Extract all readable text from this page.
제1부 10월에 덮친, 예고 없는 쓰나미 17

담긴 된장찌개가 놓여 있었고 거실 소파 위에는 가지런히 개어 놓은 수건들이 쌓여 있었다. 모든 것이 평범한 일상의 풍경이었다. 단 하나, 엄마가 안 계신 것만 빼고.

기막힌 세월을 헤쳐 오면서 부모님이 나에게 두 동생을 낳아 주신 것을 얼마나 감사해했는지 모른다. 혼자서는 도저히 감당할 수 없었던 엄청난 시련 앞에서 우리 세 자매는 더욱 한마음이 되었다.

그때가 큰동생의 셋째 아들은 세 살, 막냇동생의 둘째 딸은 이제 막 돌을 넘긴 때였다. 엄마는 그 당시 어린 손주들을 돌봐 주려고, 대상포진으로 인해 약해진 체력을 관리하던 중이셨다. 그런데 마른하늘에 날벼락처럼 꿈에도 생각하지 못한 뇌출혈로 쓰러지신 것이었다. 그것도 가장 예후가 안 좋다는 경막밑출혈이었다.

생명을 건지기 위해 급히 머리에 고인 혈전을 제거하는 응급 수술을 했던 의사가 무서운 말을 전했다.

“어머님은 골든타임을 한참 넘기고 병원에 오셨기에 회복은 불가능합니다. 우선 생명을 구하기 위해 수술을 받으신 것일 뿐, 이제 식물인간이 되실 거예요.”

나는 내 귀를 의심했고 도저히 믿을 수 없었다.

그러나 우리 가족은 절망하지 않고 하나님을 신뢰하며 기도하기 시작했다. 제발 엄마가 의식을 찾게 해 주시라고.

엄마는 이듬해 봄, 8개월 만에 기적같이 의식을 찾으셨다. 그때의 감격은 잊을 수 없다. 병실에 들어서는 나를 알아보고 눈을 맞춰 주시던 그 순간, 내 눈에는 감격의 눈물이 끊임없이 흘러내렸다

____________

### WRITTEN TASK
Write the whole listing out again. Keep every line exactly as it is.

### FINISHED ANSWER
Extract all readable text from this page.
제1부 10월에 덮친, 예고 없는 쓰나미 17

담긴 된장찌개가 놓여 있었고 거실 소파 위에는 가지런히 개어 놓은 수건들이 쌓여 있었다. 모든 것이 평범한 일상의 풍경이었다. 단 하나, 엄마가 안 계신 것만 빼고.

기막힌 세월을 헤쳐 오면서 부모님이 나에게 두 동생을 낳아 주신 것을 얼마나 감사해했는지 모른다. 혼자서는 도저히 감당할 수 없었던 엄청난 시련 앞에서 우리 세 자매는 더욱 한마음이 되었다.

그때가 큰동생의 셋째 아들은 세 살, 막냇동생의 둘째 딸은 이제 막 돌을 넘긴 때였다. 엄마는 그 당시 어린 손주들을 돌봐 주려고, 대상포진으로 인해 약해진 체력을 관리하던 중이셨다. 그런데 마른하늘에 날벼락처럼 꿈에도 생각하지 못한 뇌출혈로 쓰러지신 것이었다. 그것도 가장 예후가 안 좋다는 경막밑출혈이었다.

생명을 건지기 위해 급히 머리에 고인 혈전을 제거하는 응급 수술을 했던 의사가 무서운 말을 전했다.

“어머님은 골든타임을 한참 넘기고 병원에 오셨기에 회복은 불가능합니다. 우선 생명을 구하기 위해 수술을 받으신 것일 뿐, 이제 식물인간이 되실 거예요.”

나는 내 귀를 의심했고 도저히 믿을 수 없었다.

그러나 우리 가족은 절망하지 않고 하나님을 신뢰하며 기도하기 시작했다. 제발 엄마가 의식을 찾게 해 주시라고.

엄마는 이듬해 봄, 8개월 만에 기적같이 의식을 찾으셨다. 그때의 감격은 잊을 수 없다. 병실에 들어서는 나를 알아보고 눈을 맞춰 주시던 그 순간, 내 눈에는 감격의 눈물이 끊임없이 흘러내렸다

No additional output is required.